* **Problem description**:
Print all the records exactly, please.

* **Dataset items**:
——————————

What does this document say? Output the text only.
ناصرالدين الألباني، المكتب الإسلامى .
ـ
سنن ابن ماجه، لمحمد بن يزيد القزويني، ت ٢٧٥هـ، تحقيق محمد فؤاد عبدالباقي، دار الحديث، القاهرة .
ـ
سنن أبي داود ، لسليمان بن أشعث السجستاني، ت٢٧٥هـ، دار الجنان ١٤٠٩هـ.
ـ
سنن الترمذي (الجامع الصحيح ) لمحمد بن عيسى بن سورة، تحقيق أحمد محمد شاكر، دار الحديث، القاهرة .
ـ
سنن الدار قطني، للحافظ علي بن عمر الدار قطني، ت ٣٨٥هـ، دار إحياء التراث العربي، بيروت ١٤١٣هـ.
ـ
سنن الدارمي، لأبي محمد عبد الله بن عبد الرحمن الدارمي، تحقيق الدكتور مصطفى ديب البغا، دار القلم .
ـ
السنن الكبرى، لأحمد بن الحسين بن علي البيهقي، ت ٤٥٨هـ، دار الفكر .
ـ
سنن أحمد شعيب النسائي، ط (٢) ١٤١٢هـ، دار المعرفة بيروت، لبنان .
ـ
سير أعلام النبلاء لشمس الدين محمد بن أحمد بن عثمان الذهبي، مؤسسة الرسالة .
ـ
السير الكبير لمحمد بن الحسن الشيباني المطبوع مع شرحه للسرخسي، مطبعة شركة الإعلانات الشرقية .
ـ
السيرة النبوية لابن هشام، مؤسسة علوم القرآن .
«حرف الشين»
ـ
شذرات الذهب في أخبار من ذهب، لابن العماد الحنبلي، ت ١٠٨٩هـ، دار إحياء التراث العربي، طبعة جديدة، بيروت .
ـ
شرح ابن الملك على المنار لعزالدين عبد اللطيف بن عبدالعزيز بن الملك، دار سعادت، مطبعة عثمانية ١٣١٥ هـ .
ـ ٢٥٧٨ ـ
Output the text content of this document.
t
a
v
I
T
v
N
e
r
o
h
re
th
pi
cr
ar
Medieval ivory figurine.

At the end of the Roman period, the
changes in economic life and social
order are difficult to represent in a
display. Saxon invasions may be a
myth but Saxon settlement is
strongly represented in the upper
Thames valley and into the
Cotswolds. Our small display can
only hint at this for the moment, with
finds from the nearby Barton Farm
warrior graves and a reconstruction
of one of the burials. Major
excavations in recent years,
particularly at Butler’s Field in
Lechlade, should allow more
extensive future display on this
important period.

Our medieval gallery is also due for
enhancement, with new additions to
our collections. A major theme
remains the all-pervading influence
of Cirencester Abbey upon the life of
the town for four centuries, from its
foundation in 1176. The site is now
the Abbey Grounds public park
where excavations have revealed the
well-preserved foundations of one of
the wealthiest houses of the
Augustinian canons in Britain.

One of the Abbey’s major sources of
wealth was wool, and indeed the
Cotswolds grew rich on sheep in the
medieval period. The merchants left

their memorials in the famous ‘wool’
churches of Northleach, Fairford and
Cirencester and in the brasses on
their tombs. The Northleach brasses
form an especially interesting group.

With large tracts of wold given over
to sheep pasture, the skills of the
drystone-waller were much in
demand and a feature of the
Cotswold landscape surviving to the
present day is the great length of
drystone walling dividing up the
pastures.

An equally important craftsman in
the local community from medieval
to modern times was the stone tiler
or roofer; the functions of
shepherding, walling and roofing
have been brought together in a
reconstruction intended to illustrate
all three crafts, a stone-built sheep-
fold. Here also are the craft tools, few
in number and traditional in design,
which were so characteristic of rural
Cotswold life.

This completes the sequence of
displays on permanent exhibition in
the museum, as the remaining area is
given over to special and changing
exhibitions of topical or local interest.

——————————

* **Result below**:
What does this document say? Output the text only.
ناصرالدين الألباني، المكتب الإسلامى .
ـ
سنن ابن ماجه، لمحمد بن يزيد القزويني، ت ٢٧٥هـ، تحقيق محمد فؤاد عبدالباقي، دار الحديث، القاهرة .
ـ
سنن أبي داود ، لسليمان بن أشعث السجستاني، ت٢٧٥هـ، دار الجنان ١٤٠٩هـ.
ـ
سنن الترمذي (الجامع الصحيح ) لمحمد بن عيسى بن سورة، تحقيق أحمد محمد شاكر، دار الحديث، القاهرة .
ـ
سنن الدار قطني، للحافظ علي بن عمر الدار قطني، ت ٣٨٥هـ، دار إحياء التراث العربي، بيروت ١٤١٣هـ.
ـ
سنن الدارمي، لأبي محمد عبد الله بن عبد الرحمن الدارمي، تحقيق الدكتور مصطفى ديب البغا، دار القلم .
ـ
السنن الكبرى، لأحمد بن الحسين بن علي البيهقي، ت ٤٥٨هـ، دار الفكر .
ـ
سنن أحمد شعيب النسائي، ط (٢) ١٤١٢هـ، دار المعرفة بيروت، لبنان .
ـ
سير أعلام النبلاء لشمس الدين محمد بن أحمد بن عثمان الذهبي، مؤسسة الرسالة .
ـ
السير الكبير لمحمد بن الحسن الشيباني المطبوع مع شرحه للسرخسي، مطبعة شركة الإعلانات الشرقية .
ـ
السيرة النبوية لابن هشام، مؤسسة علوم القرآن .
«حرف الشين»
ـ
شذرات الذهب في أخبار من ذهب، لابن العماد الحنبلي، ت ١٠٨٩هـ، دار إحياء التراث العربي، طبعة جديدة، بيروت .
ـ
شرح ابن الملك على المنار لعزالدين عبد اللطيف بن عبدالعزيز بن الملك، دار سعادت، مطبعة عثمانية ١٣١٥ هـ .
ـ ٢٥٧٨ ـ
Output the text content of this document.
t
a
v
I
T
v
N
e
r
o
h
re
th
pi
cr
ar
Medieval ivory figurine.

At the end of the Roman period, the
changes in economic life and social
order are difficult to represent in a
display. Saxon invasions may be a
myth but Saxon settlement is
strongly represented in the upper
Thames valley and into the
Cotswolds. Our small display can
only hint at this for the moment, with
finds from the nearby Barton Farm
warrior graves and a reconstruction
of one of the burials. Major
excavations in recent years,
particularly at Butler’s Field in
Lechlade, should allow more
extensive future display on this
important period.

Our medieval gallery is also due for
enhancement, with new additions to
our collections. A major theme
remains the all-pervading influence
of Cirencester Abbey upon the life of
the town for four centuries, from its
foundation in 1176. The site is now
the Abbey Grounds public park
where excavations have revealed the
well-preserved foundations of one of
the wealthiest houses of the
Augustinian canons in Britain.

One of the Abbey’s major sources of
wealth was wool, and indeed the
Cotswolds grew rich on sheep in the
medieval period. The merchants left

their memorials in the famous ‘wool’
churches of Northleach, Fairford and
Cirencester and in the brasses on
their tombs. The Northleach brasses
form an especially interesting group.

With large tracts of wold given over
to sheep pasture, the skills of the
drystone-waller were much in
demand and a feature of the
Cotswold landscape surviving to the
present day is the great length of
drystone walling dividing up the
pastures.

An equally important craftsman in
the local community from medieval
to modern times was the stone tiler
or roofer; the functions of
shepherding, walling and roofing
have been brought together in a
reconstruction intended to illustrate
all three crafts, a stone-built sheep-
fold. Here also are the craft tools, few
in number and traditional in design,
which were so characteristic of rural
Cotswold life.

This completes the sequence of
displays on permanent exhibition in
the museum, as the remaining area is
given over to special and changing
exhibitions of topical or local interest.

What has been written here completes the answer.